--- START MATERIAL FOR THIS TASK ---

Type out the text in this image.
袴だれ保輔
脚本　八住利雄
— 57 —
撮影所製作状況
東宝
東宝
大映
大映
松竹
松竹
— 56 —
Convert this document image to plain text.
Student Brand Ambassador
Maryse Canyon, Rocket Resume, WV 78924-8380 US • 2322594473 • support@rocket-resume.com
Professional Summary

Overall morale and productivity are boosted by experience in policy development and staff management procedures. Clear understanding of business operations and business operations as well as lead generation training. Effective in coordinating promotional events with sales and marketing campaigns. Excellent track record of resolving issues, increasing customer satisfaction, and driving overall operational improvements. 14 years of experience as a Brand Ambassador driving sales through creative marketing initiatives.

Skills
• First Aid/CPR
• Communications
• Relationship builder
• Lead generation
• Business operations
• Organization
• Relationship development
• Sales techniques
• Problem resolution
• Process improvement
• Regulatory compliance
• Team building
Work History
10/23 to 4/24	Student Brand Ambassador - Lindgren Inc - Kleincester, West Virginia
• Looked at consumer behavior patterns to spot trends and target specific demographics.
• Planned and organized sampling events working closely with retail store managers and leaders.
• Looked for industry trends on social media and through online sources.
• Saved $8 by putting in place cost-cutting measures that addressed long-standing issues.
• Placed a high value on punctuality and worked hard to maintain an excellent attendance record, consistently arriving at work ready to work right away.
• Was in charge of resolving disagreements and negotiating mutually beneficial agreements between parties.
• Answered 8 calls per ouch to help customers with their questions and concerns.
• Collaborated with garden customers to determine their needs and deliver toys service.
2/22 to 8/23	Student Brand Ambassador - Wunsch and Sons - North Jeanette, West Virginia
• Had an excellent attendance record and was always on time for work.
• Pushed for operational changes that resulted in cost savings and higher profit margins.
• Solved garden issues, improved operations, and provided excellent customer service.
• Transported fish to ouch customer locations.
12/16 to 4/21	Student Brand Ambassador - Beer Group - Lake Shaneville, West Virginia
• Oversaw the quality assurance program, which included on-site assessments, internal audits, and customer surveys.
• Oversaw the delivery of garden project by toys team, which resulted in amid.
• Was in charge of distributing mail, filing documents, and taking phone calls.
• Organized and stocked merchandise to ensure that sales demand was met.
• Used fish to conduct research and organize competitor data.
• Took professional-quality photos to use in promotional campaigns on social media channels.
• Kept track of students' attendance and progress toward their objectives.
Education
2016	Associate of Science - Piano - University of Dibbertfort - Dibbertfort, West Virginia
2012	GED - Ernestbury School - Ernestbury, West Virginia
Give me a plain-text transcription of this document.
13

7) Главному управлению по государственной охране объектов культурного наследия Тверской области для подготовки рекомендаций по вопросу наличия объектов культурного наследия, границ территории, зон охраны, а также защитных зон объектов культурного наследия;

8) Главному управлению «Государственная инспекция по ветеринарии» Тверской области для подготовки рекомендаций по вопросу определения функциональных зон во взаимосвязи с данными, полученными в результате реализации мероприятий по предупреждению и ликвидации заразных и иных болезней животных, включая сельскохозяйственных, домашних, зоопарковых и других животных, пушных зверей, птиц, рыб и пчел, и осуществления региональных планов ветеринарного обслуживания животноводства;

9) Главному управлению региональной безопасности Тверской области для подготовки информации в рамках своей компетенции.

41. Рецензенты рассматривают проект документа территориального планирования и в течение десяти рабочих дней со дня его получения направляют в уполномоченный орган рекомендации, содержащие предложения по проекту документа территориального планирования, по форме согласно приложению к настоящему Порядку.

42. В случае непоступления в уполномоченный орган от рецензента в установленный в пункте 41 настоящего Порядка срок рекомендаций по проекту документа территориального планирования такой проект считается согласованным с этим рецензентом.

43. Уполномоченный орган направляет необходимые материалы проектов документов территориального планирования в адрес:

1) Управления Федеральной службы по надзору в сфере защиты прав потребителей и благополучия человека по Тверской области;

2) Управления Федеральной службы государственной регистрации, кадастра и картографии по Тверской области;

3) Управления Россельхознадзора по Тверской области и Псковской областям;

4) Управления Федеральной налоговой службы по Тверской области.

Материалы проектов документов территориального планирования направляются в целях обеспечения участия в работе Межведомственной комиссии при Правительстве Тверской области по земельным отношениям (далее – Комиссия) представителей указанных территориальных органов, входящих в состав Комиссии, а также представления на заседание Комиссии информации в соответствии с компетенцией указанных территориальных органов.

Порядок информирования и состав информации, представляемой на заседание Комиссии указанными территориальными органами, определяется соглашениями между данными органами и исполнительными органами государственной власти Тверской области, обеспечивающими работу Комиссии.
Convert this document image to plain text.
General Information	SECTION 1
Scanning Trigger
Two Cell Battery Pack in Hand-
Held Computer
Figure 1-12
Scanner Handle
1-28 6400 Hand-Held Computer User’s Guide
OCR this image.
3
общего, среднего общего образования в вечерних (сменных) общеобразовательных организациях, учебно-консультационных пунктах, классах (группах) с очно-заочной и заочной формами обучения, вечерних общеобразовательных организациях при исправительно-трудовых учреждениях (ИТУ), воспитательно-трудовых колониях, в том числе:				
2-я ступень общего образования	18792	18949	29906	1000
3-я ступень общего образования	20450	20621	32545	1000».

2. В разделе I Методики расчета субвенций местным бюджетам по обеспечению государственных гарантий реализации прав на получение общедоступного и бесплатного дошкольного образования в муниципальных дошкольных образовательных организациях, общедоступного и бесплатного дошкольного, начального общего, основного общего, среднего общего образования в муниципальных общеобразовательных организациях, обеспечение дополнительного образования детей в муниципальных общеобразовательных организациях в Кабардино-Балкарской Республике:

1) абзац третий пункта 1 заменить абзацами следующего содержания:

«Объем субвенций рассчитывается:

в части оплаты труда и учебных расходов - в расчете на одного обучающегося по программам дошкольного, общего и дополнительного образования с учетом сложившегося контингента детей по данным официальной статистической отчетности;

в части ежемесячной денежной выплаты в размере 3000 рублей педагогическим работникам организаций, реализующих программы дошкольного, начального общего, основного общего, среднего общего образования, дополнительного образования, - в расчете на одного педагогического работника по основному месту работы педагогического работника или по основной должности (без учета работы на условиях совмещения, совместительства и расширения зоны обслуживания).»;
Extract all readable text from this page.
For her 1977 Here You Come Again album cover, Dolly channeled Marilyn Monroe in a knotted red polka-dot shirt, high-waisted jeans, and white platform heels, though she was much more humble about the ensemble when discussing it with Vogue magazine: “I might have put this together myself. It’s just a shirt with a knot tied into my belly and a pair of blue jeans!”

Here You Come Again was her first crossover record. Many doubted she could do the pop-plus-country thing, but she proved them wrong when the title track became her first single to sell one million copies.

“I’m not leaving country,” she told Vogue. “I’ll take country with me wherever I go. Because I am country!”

--- END MATERIAL FOR THIS TASK ---

> _STATED EXERCISE_: Pull out all lines from the entries above that include the word "Oversaw".

> _TASK RESPONSE_:
• Oversaw the quality assurance program, which included on-site assessments, internal audits, and customer surveys.
• Oversaw the delivery of garden project by toys team, which resulted in amid.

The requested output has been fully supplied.